[Görev ayrıntıları] Aşağıdaki kayıtların tüm satırlarını numaralı bir liste olarak yeniden yazın. Boş satırları listeye almayın.

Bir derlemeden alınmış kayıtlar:
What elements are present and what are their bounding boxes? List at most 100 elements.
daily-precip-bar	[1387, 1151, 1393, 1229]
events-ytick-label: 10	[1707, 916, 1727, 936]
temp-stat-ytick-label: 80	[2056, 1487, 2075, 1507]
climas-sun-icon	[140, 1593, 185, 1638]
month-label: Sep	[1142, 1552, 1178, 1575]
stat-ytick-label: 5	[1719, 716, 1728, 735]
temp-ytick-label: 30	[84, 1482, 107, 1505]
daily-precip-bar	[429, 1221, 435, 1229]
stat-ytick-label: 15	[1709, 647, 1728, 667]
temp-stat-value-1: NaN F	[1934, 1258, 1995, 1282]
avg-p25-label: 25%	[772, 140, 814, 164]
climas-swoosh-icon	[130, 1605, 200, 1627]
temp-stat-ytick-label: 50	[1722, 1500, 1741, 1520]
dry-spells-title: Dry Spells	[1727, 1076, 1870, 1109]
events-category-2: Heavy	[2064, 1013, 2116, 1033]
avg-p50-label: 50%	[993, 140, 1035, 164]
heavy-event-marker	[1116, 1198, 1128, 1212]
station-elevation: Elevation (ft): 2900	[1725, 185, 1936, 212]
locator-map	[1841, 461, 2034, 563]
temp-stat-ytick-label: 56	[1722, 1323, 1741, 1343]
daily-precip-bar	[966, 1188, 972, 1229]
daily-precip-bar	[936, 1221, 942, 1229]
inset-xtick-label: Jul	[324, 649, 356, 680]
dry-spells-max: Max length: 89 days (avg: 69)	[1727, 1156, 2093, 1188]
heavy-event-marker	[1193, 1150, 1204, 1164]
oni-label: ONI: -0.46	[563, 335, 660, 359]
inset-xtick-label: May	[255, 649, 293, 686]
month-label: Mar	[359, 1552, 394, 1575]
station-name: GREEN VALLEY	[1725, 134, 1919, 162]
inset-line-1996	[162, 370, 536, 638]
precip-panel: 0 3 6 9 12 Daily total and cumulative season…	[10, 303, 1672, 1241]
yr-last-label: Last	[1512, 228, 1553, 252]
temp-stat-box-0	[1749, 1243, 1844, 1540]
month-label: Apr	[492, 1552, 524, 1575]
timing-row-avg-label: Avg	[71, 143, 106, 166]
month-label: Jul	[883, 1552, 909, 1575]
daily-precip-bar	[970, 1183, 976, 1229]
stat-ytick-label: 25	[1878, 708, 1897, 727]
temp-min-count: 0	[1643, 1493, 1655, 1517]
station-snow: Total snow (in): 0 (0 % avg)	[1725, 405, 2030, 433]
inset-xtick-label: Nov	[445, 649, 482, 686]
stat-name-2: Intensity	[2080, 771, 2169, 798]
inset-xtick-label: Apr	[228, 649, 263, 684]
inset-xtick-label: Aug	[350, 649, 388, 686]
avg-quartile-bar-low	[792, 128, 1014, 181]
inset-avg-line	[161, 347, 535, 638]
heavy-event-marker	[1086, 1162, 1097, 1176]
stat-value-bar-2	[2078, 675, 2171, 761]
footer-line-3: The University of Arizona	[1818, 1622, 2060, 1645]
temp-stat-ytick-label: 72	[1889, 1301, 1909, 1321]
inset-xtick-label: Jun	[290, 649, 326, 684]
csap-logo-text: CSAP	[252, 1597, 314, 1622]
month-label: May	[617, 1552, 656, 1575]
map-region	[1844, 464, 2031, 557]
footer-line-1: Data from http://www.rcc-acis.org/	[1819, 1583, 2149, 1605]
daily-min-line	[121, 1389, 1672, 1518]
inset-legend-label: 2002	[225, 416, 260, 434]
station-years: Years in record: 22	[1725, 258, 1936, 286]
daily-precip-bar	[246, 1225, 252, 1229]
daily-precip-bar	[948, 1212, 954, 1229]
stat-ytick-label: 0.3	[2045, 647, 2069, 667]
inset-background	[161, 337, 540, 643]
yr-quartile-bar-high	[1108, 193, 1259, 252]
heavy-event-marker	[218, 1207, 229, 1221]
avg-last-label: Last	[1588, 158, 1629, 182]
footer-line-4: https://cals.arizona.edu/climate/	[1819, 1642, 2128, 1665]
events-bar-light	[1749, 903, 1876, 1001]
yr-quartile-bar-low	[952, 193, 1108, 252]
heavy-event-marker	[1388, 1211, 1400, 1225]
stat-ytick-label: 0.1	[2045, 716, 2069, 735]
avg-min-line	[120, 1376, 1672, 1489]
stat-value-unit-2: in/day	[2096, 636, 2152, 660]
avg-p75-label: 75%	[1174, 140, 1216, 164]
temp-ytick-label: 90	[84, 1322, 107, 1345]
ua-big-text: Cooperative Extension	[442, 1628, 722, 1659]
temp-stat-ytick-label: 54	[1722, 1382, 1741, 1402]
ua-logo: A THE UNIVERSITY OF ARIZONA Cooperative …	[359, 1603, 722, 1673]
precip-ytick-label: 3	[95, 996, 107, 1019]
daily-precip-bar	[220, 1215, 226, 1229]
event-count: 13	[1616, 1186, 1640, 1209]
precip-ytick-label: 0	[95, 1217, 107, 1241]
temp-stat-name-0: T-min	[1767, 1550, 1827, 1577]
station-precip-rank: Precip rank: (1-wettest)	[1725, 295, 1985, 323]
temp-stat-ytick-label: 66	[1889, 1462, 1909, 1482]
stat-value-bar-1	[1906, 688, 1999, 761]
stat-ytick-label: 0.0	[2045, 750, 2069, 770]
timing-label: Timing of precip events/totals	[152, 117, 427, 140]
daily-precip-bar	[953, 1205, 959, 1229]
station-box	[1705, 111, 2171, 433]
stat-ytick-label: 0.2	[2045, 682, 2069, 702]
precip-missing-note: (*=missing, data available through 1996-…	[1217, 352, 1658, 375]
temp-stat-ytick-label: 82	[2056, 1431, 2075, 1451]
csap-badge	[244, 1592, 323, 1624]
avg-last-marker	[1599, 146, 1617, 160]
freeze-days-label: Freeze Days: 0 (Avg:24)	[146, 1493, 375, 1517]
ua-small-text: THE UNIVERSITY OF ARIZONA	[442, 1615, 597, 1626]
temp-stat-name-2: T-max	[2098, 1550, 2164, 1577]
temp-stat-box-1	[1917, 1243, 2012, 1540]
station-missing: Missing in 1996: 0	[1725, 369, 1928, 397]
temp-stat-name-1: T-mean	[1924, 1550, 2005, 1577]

[Doğru cevap]
1. What elements are present and what are their bounding boxes? List at most 100 elements.
2. daily-precip-bar	[1387, 1151, 1393, 1229]
3. events-ytick-label: 10	[1707, 916, 1727, 936]
4. temp-stat-ytick-label: 80	[2056, 1487, 2075, 1507]
5. climas-sun-icon	[140, 1593, 185, 1638]
6. month-label: Sep	[1142, 1552, 1178, 1575]
7. stat-ytick-label: 5	[1719, 716, 1728, 735]
8. temp-ytick-label: 30	[84, 1482, 107, 1505]
9. daily-precip-bar	[429, 1221, 435, 1229]
10. stat-ytick-label: 15	[1709, 647, 1728, 667]
11. temp-stat-value-1: NaN F	[1934, 1258, 1995, 1282]
12. avg-p25-label: 25%	[772, 140, 814, 164]
13. climas-swoosh-icon	[130, 1605, 200, 1627]
14. temp-stat-ytick-label: 50	[1722, 1500, 1741, 1520]
15. dry-spells-title: Dry Spells	[1727, 1076, 1870, 1109]
16. events-category-2: Heavy	[2064, 1013, 2116, 1033]
17. avg-p50-label: 50%	[993, 140, 1035, 164]
18. heavy-event-marker	[1116, 1198, 1128, 1212]
19. station-elevation: Elevation (ft): 2900	[1725, 185, 1936, 212]
20. locator-map	[1841, 461, 2034, 563]
21. temp-stat-ytick-label: 56	[1722, 1323, 1741, 1343]
22. daily-precip-bar	[966, 1188, 972, 1229]
23. daily-precip-bar	[936, 1221, 942, 1229]
24. inset-xtick-label: Jul	[324, 649, 356, 680]
25. dry-spells-max: Max length: 89 days (avg: 69)	[1727, 1156, 2093, 1188]
26. heavy-event-marker	[1193, 1150, 1204, 1164]
27. oni-label: ONI: -0.46	[563, 335, 660, 359]
28. inset-xtick-label: May	[255, 649, 293, 686]
29. month-label: Mar	[359, 1552, 394, 1575]
30. station-name: GREEN VALLEY	[1725, 134, 1919, 162]
31. inset-line-1996	[162, 370, 536, 638]
32. precip-panel: 0 3 6 9 12 Daily total and cumulative season…	[10, 303, 1672, 1241]
33. yr-last-label: Last	[1512, 228, 1553, 252]
34. temp-stat-box-0	[1749, 1243, 1844, 1540]
35. month-label: Apr	[492, 1552, 524, 1575]
36. timing-row-avg-label: Avg	[71, 143, 106, 166]
37. month-label: Jul	[883, 1552, 909, 1575]
38. daily-precip-bar	[970, 1183, 976, 1229]
39. stat-ytick-label: 25	[1878, 708, 1897, 727]
40. temp-min-count: 0	[1643, 1493, 1655, 1517]
41. station-snow: Total snow (in): 0 (0 % avg)	[1725, 405, 2030, 433]
42. inset-xtick-label: Nov	[445, 649, 482, 686]
43. stat-name-2: Intensity	[2080, 771, 2169, 798]
44. inset-xtick-label: Apr	[228, 649, 263, 684]
45. inset-xtick-label: Aug	[350, 649, 388, 686]
46. avg-quartile-bar-low	[792, 128, 1014, 181]
47. inset-avg-line	[161, 347, 535, 638]
48. heavy-event-marker	[1086, 1162, 1097, 1176]
49. stat-value-bar-2	[2078, 675, 2171, 761]
50. footer-line-3: The University of Arizona	[1818, 1622, 2060, 1645]
51. temp-stat-ytick-label: 72	[1889, 1301, 1909, 1321]
52. inset-xtick-label: Jun	[290, 649, 326, 684]
53. csap-logo-text: CSAP	[252, 1597, 314, 1622]
54. month-label: May	[617, 1552, 656, 1575]
55. map-region	[1844, 464, 2031, 557]
56. footer-line-1: Data from http://www.rcc-acis.org/	[1819, 1583, 2149, 1605]
57. daily-min-line	[121, 1389, 1672, 1518]
58. inset-legend-label: 2002	[225, 416, 260, 434]
59. station-years: Years in record: 22	[1725, 258, 1936, 286]
60. daily-precip-bar	[246, 1225, 252, 1229]
61. daily-precip-bar	[948, 1212, 954, 1229]
62. stat-ytick-label: 0.3	[2045, 647, 2069, 667]
63. inset-background	[161, 337, 540, 643]
64. yr-quartile-bar-high	[1108, 193, 1259, 252]
65. heavy-event-marker	[218, 1207, 229, 1221]
66. avg-last-label: Last	[1588, 158, 1629, 182]
67. footer-line-4: https://cals.arizona.edu/climate/	[1819, 1642, 2128, 1665]
68. events-bar-light	[1749, 903, 1876, 1001]
69. yr-quartile-bar-low	[952, 193, 1108, 252]
70. heavy-event-marker	[1388, 1211, 1400, 1225]
71. stat-ytick-label: 0.1	[2045, 716, 2069, 735]
72. avg-min-line	[120, 1376, 1672, 1489]
73. stat-value-unit-2: in/day	[2096, 636, 2152, 660]
74. avg-p75-label: 75%	[1174, 140, 1216, 164]
75. temp-ytick-label: 90	[84, 1322, 107, 1345]
76. ua-big-text: Cooperative Extension	[442, 1628, 722, 1659]
77. temp-stat-ytick-label: 54	[1722, 1382, 1741, 1402]
78. ua-logo: A THE UNIVERSITY OF ARIZONA Cooperative …	[359, 1603, 722, 1673]
79. precip-ytick-label: 3	[95, 996, 107, 1019]
80. daily-precip-bar	[220, 1215, 226, 1229]
81. event-count: 13	[1616, 1186, 1640, 1209]
82. precip-ytick-label: 0	[95, 1217, 107, 1241]
83. temp-stat-name-0: T-min	[1767, 1550, 1827, 1577]
84. station-precip-rank: Precip rank: (1-wettest)	[1725, 295, 1985, 323]
85. temp-stat-ytick-label: 66	[1889, 1462, 1909, 1482]
86. stat-value-bar-1	[1906, 688, 1999, 761]
87. stat-ytick-label: 0.0	[2045, 750, 2069, 770]
88. timing-label: Timing of precip events/totals	[152, 117, 427, 140]
89. daily-precip-bar	[953, 1205, 959, 1229]
90. station-box	[1705, 111, 2171, 433]
91. stat-ytick-label: 0.2	[2045, 682, 2069, 702]
92. precip-missing-note: (*=missing, data available through 1996-…	[1217, 352, 1658, 375]
93. temp-stat-ytick-label: 82	[2056, 1431, 2075, 1451]
94. csap-badge	[244, 1592, 323, 1624]
95. avg-last-marker	[1599, 146, 1617, 160]
96. freeze-days-label: Freeze Days: 0 (Avg:24)	[146, 1493, 375, 1517]
97. ua-small-text: THE UNIVERSITY OF ARIZONA	[442, 1615, 597, 1626]
98. temp-stat-name-2: T-max	[2098, 1550, 2164, 1577]
99. temp-stat-box-1	[1917, 1243, 2012, 1540]
100. station-missing: Missing in 1996: 0	[1725, 369, 1928, 397]
101. temp-stat-name-1: T-mean	[1924, 1550, 2005, 1577]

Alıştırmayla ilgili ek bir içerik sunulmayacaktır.